Data records:
┌────────

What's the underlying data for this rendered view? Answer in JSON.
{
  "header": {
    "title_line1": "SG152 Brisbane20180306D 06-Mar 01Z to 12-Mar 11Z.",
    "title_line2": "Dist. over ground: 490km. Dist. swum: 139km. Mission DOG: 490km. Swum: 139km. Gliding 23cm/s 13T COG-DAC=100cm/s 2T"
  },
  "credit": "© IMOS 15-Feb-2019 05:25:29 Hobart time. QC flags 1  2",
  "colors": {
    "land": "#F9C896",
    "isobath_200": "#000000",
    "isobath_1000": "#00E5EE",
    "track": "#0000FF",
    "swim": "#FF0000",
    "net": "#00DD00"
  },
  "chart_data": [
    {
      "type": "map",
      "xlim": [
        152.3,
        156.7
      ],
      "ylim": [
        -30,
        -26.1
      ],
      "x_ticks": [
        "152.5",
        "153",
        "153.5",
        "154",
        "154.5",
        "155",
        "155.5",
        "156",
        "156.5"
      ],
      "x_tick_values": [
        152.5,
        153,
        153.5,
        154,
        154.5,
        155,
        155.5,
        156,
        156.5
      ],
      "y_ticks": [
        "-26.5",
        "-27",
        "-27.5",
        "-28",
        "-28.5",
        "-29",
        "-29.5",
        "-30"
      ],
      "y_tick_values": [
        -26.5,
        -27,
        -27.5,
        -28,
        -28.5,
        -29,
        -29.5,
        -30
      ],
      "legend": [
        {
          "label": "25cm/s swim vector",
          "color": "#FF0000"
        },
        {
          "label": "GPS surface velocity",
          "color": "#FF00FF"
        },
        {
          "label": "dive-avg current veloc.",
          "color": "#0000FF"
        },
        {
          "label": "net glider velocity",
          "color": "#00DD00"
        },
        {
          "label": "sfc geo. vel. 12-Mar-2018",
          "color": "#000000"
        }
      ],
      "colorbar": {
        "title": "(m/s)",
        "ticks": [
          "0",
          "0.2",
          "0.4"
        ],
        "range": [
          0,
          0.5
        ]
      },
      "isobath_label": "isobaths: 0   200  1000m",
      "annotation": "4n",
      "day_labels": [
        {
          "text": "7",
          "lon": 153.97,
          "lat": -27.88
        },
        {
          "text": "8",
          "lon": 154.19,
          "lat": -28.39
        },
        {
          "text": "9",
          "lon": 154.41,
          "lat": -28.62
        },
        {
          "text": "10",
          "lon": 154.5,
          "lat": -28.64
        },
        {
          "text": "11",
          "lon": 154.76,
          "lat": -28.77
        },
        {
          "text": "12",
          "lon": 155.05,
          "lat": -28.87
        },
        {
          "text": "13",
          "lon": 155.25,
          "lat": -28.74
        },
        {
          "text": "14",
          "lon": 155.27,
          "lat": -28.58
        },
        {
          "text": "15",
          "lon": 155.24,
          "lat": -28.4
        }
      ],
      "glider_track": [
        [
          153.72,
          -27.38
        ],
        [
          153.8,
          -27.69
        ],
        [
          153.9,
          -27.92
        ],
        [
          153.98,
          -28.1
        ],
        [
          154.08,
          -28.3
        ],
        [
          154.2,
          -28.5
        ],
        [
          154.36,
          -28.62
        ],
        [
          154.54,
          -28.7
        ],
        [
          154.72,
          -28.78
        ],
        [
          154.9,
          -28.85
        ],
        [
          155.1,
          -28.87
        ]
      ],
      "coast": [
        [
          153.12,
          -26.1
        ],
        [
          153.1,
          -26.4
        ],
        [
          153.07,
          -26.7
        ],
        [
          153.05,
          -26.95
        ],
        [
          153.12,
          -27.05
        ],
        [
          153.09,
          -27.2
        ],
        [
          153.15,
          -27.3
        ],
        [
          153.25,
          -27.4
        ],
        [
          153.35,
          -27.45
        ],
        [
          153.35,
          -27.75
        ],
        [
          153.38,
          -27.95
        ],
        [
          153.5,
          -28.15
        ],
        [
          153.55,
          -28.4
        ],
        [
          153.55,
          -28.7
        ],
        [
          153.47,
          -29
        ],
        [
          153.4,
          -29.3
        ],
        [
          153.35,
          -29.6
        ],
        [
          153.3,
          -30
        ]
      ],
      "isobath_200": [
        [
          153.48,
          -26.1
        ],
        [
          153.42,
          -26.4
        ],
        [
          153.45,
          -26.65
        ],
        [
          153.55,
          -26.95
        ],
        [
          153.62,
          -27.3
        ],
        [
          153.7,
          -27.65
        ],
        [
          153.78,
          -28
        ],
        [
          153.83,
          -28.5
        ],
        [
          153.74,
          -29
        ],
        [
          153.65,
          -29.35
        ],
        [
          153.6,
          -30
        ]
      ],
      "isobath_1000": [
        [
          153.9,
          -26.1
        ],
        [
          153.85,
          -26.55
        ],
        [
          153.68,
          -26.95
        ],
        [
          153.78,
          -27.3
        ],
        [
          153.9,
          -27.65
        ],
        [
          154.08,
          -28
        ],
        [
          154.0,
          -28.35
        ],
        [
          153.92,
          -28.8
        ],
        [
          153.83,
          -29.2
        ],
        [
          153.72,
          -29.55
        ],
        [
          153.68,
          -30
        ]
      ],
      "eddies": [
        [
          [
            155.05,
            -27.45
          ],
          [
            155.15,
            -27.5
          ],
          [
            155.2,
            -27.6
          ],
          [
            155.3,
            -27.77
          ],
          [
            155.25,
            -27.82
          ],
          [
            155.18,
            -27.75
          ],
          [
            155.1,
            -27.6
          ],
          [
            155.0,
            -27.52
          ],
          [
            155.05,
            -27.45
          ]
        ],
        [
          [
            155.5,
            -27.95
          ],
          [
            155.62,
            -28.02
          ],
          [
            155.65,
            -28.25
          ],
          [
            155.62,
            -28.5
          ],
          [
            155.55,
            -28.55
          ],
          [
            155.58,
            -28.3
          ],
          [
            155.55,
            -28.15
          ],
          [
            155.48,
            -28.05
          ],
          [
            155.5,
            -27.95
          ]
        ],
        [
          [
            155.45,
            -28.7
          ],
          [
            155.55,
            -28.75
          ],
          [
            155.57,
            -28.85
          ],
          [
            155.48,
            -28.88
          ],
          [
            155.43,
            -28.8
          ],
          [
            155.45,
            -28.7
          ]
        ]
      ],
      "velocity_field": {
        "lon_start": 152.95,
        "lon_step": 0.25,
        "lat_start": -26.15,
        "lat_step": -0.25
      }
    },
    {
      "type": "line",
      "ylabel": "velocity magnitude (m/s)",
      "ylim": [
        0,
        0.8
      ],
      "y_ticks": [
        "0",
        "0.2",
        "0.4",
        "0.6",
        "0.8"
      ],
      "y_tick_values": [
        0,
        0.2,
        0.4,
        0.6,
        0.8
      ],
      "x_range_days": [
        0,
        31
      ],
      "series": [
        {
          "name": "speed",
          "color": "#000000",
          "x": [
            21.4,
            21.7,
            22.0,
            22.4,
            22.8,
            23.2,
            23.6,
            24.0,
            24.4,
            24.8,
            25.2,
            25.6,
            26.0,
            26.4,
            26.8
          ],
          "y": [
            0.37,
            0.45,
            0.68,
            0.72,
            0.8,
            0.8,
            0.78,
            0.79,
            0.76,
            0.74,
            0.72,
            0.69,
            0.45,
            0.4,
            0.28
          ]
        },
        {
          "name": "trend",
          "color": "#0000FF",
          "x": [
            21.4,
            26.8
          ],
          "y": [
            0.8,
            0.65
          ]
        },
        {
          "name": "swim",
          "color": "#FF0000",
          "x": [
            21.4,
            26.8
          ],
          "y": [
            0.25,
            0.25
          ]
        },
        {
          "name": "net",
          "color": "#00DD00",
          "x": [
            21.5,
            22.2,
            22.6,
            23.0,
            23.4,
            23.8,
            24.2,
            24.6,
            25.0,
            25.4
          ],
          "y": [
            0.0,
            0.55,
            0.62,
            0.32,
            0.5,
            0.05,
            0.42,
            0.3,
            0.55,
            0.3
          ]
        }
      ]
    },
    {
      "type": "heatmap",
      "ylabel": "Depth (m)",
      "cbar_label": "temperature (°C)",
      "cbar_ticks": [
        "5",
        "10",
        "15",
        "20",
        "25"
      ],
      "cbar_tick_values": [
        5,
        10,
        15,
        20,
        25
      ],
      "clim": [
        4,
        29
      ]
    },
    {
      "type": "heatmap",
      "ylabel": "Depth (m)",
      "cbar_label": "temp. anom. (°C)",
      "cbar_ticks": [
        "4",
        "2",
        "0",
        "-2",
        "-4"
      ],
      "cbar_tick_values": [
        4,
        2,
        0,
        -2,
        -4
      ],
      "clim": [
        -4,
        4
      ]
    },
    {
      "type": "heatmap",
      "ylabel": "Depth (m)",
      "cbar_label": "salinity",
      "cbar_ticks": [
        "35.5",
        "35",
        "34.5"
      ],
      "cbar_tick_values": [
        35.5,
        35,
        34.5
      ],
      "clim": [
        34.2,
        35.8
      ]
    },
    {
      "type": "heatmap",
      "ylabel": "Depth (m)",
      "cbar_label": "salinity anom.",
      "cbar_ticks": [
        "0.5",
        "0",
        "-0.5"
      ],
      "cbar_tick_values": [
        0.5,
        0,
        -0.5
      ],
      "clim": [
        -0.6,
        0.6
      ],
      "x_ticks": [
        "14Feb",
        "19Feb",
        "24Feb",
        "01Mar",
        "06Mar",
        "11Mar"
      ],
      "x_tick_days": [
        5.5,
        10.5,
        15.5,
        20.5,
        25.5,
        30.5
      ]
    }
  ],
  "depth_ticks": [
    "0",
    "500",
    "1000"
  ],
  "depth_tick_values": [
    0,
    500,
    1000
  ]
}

└────────

### EXERCISE AIM:
Across the preceding material, how many lines contain the word "swim"? State the number alone.

### PROBLEM SOLUTION:
3